Recorded data:
════════════════

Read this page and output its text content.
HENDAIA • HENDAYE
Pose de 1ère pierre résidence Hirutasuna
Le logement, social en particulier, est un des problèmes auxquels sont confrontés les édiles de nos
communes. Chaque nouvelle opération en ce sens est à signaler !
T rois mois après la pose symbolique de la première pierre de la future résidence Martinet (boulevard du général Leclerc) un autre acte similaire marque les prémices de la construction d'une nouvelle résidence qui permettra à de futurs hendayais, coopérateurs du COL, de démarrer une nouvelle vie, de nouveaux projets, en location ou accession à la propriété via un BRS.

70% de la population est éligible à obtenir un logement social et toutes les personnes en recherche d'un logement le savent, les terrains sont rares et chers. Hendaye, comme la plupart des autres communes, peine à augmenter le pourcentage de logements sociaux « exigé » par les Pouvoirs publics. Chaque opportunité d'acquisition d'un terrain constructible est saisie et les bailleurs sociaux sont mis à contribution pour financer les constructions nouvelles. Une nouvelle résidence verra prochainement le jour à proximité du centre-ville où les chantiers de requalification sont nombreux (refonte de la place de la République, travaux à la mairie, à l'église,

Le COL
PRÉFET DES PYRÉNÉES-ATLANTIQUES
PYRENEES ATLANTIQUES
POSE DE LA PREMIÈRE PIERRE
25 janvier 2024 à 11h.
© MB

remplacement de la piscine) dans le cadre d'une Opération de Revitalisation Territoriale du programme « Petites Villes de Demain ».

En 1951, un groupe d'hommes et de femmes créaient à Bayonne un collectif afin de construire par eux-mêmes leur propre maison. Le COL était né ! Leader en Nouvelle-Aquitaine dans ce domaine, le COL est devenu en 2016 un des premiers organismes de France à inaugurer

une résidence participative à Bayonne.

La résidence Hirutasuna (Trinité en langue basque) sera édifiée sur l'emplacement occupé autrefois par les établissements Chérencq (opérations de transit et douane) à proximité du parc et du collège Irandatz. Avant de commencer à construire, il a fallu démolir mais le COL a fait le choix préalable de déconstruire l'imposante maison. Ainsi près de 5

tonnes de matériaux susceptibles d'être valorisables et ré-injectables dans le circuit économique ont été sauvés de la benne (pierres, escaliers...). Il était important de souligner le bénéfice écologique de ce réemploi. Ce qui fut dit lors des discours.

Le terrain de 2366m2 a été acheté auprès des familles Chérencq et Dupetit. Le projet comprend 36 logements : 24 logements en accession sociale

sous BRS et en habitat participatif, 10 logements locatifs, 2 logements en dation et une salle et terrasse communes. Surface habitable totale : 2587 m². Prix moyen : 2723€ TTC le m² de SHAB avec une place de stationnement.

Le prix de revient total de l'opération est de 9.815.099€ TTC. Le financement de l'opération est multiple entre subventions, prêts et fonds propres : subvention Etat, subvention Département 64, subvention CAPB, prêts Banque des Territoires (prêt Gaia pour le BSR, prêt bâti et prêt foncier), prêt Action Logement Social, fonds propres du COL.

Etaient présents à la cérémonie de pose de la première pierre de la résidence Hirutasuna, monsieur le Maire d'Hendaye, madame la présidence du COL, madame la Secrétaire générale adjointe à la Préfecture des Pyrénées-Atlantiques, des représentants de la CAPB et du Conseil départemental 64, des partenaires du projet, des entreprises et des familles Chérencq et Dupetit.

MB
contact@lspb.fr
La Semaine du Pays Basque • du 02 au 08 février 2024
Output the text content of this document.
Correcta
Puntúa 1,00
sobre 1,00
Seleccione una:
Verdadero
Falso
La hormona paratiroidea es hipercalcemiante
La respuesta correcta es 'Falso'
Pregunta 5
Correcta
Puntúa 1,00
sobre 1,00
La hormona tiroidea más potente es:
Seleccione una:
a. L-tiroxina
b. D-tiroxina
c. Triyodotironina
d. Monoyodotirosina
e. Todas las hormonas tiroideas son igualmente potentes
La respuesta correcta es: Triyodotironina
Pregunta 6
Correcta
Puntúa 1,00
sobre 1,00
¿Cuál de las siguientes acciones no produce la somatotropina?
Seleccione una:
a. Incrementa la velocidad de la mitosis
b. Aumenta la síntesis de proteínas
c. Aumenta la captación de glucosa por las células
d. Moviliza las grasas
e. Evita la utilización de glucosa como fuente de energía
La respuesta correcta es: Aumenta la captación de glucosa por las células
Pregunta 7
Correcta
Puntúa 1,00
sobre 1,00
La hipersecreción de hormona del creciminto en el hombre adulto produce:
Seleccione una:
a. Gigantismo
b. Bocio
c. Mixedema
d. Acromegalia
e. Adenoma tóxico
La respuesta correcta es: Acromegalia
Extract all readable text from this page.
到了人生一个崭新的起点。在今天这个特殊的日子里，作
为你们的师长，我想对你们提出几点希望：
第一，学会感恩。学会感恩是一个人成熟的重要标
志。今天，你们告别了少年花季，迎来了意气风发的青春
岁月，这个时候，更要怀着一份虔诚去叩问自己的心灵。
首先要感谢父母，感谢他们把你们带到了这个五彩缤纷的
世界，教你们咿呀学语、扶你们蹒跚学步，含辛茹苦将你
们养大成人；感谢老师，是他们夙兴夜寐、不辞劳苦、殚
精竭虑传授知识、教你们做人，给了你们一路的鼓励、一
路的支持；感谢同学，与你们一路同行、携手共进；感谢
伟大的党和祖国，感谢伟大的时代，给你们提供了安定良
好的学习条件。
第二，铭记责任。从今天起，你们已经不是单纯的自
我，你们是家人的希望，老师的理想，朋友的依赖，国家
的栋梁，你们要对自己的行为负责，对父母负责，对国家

════════════════

WHAT THE TASK REQUIRES: Find and copy every line in the entries above where the string "Triyodotironina" occurs.

SOLUTION TO THIS EXERCISE:
c. Triyodotironina
La respuesta correcta es: Triyodotironina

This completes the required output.